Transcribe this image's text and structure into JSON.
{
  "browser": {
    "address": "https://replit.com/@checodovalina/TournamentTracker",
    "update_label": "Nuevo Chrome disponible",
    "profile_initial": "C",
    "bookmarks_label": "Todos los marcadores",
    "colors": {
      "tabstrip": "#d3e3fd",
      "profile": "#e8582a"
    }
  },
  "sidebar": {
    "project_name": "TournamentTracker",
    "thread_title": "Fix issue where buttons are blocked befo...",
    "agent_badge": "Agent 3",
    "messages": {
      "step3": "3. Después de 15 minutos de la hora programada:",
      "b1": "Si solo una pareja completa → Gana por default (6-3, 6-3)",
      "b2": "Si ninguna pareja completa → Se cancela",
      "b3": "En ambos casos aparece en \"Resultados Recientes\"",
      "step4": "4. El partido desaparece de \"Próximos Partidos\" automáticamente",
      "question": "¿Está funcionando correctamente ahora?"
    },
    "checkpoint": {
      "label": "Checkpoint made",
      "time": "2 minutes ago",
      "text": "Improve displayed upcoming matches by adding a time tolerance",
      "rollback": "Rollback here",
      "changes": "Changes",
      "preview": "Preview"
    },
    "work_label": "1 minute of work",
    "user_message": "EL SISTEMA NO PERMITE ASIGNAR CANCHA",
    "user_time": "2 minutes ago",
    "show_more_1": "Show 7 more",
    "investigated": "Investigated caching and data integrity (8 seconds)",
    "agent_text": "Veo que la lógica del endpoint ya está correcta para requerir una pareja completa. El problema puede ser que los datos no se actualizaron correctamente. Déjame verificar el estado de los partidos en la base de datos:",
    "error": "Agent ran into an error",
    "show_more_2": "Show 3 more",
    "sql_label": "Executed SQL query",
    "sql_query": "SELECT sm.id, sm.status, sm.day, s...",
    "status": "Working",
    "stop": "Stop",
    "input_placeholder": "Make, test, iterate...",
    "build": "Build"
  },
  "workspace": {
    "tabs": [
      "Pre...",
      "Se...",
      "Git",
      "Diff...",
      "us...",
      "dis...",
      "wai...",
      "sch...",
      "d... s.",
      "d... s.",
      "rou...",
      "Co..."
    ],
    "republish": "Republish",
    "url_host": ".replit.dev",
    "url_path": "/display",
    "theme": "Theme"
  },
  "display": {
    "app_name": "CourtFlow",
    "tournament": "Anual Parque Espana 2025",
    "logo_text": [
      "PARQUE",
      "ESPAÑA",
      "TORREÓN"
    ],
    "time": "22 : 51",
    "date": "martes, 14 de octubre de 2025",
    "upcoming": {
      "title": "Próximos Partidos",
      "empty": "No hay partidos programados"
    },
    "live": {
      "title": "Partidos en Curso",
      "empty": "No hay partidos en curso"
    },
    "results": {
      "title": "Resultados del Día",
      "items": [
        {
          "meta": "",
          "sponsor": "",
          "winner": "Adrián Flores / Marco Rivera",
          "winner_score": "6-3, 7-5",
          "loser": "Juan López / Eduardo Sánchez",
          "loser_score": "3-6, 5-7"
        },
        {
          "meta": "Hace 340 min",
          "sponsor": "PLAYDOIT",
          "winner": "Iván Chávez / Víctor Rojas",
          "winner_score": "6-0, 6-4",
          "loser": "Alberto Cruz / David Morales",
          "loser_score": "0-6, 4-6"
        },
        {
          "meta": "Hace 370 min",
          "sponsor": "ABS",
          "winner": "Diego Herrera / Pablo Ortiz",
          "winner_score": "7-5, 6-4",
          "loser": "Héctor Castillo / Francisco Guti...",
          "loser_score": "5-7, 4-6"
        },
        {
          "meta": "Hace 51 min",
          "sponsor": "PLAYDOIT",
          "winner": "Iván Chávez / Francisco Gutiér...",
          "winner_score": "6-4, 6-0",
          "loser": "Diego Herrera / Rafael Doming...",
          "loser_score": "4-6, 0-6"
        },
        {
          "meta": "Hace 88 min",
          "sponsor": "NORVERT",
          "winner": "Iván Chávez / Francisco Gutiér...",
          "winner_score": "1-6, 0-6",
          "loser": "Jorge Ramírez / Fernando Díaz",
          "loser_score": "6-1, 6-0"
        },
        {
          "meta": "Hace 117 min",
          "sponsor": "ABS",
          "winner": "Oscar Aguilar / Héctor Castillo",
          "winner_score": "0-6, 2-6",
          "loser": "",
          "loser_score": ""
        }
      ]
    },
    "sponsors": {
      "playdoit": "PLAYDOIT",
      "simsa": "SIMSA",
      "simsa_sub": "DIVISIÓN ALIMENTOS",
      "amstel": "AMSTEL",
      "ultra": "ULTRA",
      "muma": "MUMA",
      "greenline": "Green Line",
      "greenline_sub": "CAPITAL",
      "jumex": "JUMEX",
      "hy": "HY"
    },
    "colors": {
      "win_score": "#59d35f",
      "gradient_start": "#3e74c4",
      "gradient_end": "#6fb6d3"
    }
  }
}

****************************************

**Objective:** Return the listing above in its exact form.

**Correct output:**
Transcribe this image's text and structure into JSON.
{
  "browser": {
    "address": "https://replit.com/@checodovalina/TournamentTracker",
    "update_label": "Nuevo Chrome disponible",
    "profile_initial": "C",
    "bookmarks_label": "Todos los marcadores",
    "colors": {
      "tabstrip": "#d3e3fd",
      "profile": "#e8582a"
    }
  },
  "sidebar": {
    "project_name": "TournamentTracker",
    "thread_title": "Fix issue where buttons are blocked befo...",
    "agent_badge": "Agent 3",
    "messages": {
      "step3": "3. Después de 15 minutos de la hora programada:",
      "b1": "Si solo una pareja completa → Gana por default (6-3, 6-3)",
      "b2": "Si ninguna pareja completa → Se cancela",
      "b3": "En ambos casos aparece en \"Resultados Recientes\"",
      "step4": "4. El partido desaparece de \"Próximos Partidos\" automáticamente",
      "question": "¿Está funcionando correctamente ahora?"
    },
    "checkpoint": {
      "label": "Checkpoint made",
      "time": "2 minutes ago",
      "text": "Improve displayed upcoming matches by adding a time tolerance",
      "rollback": "Rollback here",
      "changes": "Changes",
      "preview": "Preview"
    },
    "work_label": "1 minute of work",
    "user_message": "EL SISTEMA NO PERMITE ASIGNAR CANCHA",
    "user_time": "2 minutes ago",
    "show_more_1": "Show 7 more",
    "investigated": "Investigated caching and data integrity (8 seconds)",
    "agent_text": "Veo que la lógica del endpoint ya está correcta para requerir una pareja completa. El problema puede ser que los datos no se actualizaron correctamente. Déjame verificar el estado de los partidos en la base de datos:",
    "error": "Agent ran into an error",
    "show_more_2": "Show 3 more",
    "sql_label": "Executed SQL query",
    "sql_query": "SELECT sm.id, sm.status, sm.day, s...",
    "status": "Working",
    "stop": "Stop",
    "input_placeholder": "Make, test, iterate...",
    "build": "Build"
  },
  "workspace": {
    "tabs": [
      "Pre...",
      "Se...",
      "Git",
      "Diff...",
      "us...",
      "dis...",
      "wai...",
      "sch...",
      "d... s.",
      "d... s.",
      "rou...",
      "Co..."
    ],
    "republish": "Republish",
    "url_host": ".replit.dev",
    "url_path": "/display",
    "theme": "Theme"
  },
  "display": {
    "app_name": "CourtFlow",
    "tournament": "Anual Parque Espana 2025",
    "logo_text": [
      "PARQUE",
      "ESPAÑA",
      "TORREÓN"
    ],
    "time": "22 : 51",
    "date": "martes, 14 de octubre de 2025",
    "upcoming": {
      "title": "Próximos Partidos",
      "empty": "No hay partidos programados"
    },
    "live": {
      "title": "Partidos en Curso",
      "empty": "No hay partidos en curso"
    },
    "results": {
      "title": "Resultados del Día",
      "items": [
        {
          "meta": "",
          "sponsor": "",
          "winner": "Adrián Flores / Marco Rivera",
          "winner_score": "6-3, 7-5",
          "loser": "Juan López / Eduardo Sánchez",
          "loser_score": "3-6, 5-7"
        },
        {
          "meta": "Hace 340 min",
          "sponsor": "PLAYDOIT",
          "winner": "Iván Chávez / Víctor Rojas",
          "winner_score": "6-0, 6-4",
          "loser": "Alberto Cruz / David Morales",
          "loser_score": "0-6, 4-6"
        },
        {
          "meta": "Hace 370 min",
          "sponsor": "ABS",
          "winner": "Diego Herrera / Pablo Ortiz",
          "winner_score": "7-5, 6-4",
          "loser": "Héctor Castillo / Francisco Guti...",
          "loser_score": "5-7, 4-6"
        },
        {
          "meta": "Hace 51 min",
          "sponsor": "PLAYDOIT",
          "winner": "Iván Chávez / Francisco Gutiér...",
          "winner_score": "6-4, 6-0",
          "loser": "Diego Herrera / Rafael Doming...",
          "loser_score": "4-6, 0-6"
        },
        {
          "meta": "Hace 88 min",
          "sponsor": "NORVERT",
          "winner": "Iván Chávez / Francisco Gutiér...",
          "winner_score": "1-6, 0-6",
          "loser": "Jorge Ramírez / Fernando Díaz",
          "loser_score": "6-1, 6-0"
        },
        {
          "meta": "Hace 117 min",
          "sponsor": "ABS",
          "winner": "Oscar Aguilar / Héctor Castillo",
          "winner_score": "0-6, 2-6",
          "loser": "",
          "loser_score": ""
        }
      ]
    },
    "sponsors": {
      "playdoit": "PLAYDOIT",
      "simsa": "SIMSA",
      "simsa_sub": "DIVISIÓN ALIMENTOS",
      "amstel": "AMSTEL",
      "ultra": "ULTRA",
      "muma": "MUMA",
      "greenline": "Green Line",
      "greenline_sub": "CAPITAL",
      "jumex": "JUMEX",
      "hy": "HY"
    },
    "colors": {
      "win_score": "#59d35f",
      "gradient_start": "#3e74c4",
      "gradient_end": "#6fb6d3"
    }
  }
}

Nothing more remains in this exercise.